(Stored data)

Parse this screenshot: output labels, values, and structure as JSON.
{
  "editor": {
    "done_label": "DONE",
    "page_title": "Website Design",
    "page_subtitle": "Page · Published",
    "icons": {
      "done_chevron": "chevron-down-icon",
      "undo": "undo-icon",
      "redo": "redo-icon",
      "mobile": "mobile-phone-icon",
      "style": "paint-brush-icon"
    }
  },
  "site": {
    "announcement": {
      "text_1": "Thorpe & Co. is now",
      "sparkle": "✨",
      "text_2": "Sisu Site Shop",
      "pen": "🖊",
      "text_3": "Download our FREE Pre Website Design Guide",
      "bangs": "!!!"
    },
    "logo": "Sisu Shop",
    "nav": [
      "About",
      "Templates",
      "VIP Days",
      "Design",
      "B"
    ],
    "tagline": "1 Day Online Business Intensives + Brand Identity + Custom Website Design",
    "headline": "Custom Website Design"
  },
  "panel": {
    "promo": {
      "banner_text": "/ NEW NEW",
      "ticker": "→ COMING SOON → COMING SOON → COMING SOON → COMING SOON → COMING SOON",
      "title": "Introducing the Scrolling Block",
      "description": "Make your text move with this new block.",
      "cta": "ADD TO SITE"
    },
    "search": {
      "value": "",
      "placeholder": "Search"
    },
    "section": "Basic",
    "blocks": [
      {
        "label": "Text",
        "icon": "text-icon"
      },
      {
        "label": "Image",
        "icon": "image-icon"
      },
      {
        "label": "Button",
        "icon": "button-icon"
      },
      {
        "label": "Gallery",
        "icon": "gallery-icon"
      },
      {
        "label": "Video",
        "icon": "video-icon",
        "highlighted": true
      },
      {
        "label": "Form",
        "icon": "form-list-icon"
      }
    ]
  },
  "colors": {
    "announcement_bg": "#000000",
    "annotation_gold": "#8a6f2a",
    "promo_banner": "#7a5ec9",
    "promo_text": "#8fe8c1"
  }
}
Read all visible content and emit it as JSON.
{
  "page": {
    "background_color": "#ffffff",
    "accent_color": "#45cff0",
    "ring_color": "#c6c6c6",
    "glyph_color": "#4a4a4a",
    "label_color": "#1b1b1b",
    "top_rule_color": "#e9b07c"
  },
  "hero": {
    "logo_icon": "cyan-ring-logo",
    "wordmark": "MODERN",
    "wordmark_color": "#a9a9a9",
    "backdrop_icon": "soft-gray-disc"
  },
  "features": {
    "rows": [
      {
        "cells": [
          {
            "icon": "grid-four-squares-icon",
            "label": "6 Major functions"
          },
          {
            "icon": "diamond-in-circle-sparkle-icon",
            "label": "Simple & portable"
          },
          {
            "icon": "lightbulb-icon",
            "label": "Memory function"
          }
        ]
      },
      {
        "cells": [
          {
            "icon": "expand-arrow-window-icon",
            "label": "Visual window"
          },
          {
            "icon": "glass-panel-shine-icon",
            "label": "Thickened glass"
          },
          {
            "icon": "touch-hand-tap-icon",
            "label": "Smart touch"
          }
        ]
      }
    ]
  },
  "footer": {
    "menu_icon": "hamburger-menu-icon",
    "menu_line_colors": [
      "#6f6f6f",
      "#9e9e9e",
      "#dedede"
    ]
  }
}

▸ **Set problem**
Each line above that includes "Website" should be shown.

▸ **Exercise solution**
    "page_title": "Website Design",
      "text_3": "Download our FREE Pre Website Design Guide",
    "tagline": "1 Day Online Business Intensives + Brand Identity + Custom Website Design",
    "headline": "Custom Website Design"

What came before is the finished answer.